- Dataset items -
══════

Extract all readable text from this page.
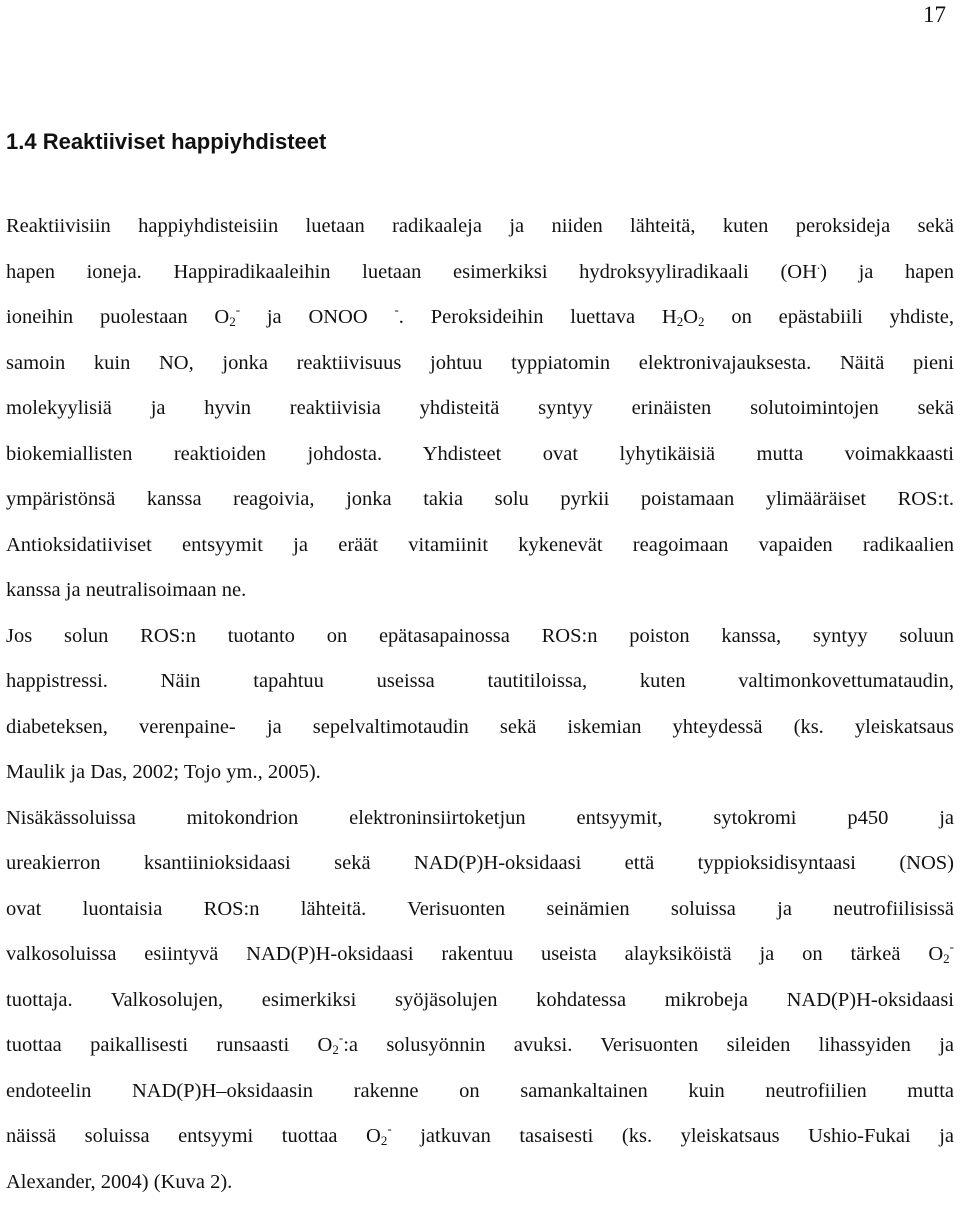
17
1.4 Reaktiiviset happiyhdisteet
Reaktiivisiin happiyhdisteisiin luetaan radikaaleja ja niiden lähteitä, kuten peroksideja sekä
hapen ioneja. Happiradikaaleihin luetaan esimerkiksi hydroksyyliradikaali (OH.) ja hapen
ioneihin puolestaan $O_2^-$ ja ONOO -. Peroksideihin luettava $H_2O_2$ on epästabiili yhdiste,
samoin kuin NO, jonka reaktiivisuus johtuu typpiatomin elektronivajauksesta. Näitä pieni
molekyylisiä ja hyvin reaktiivisia yhdisteitä syntyy erinäisten solutoimintojen sekä
biokemiallisten reaktioiden johdosta. Yhdisteet ovat lyhytikäisiä mutta voimakkaasti
ympäristönsä kanssa reagoivia, jonka takia solu pyrkii poistamaan ylimääräiset ROS:t.
Antioksidatiiviset entsyymit ja eräät vitamiinit kykenevät reagoimaan vapaiden radikaalien
kanssa ja neutralisoimaan ne.
Jos solun ROS:n tuotanto on epätasapainossa ROS:n poiston kanssa, syntyy soluun
happistressi. Näin tapahtuu useissa tautitiloissa, kuten valtimonkovettumataudin,
diabeteksen, verenpaine- ja sepelvaltimotaudin sekä iskemian yhteydessä (ks. yleiskatsaus
Maulik ja Das, 2002; Tojo ym., 2005).
Nisäkässoluissa mitokondrion elektroninsiirtoketjun entsyymit, sytokromi p450 ja
ureakierron ksantiinioksidaasi sekä NAD(P)H-oksidaasi että typpioksidisyntaasi (NOS)
ovat luontaisia ROS:n lähteitä. Verisuonten seinämien soluissa ja neutrofiilisissä
valkosoluissa esiintyvä NAD(P)H-oksidaasi rakentuu useista alayksiköistä ja on tärkeä $O_2^-$
tuottaja. Valkosolujen, esimerkiksi syöjäsolujen kohdatessa mikrobeja NAD(P)H-oksidaasi
tuottaa paikallisesti runsaasti $O_2^-:a$ solusyönnin avuksi. Verisuonten sileiden lihassyiden ja
endoteelin NAD(P)H–oksidaasin rakenne on samankaltainen kuin neutrofiilien mutta
näissä soluissa entsyymi tuottaa $O_2^-$ jatkuvan tasaisesti (ks. yleiskatsaus Ushio-Fukai ja
Alexander, 2004) (Kuva 2).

══════

- GOAL -
Across the entries, how many lines contain "syntyy"? Reply with the number only.

- TASK RESPONSE -
2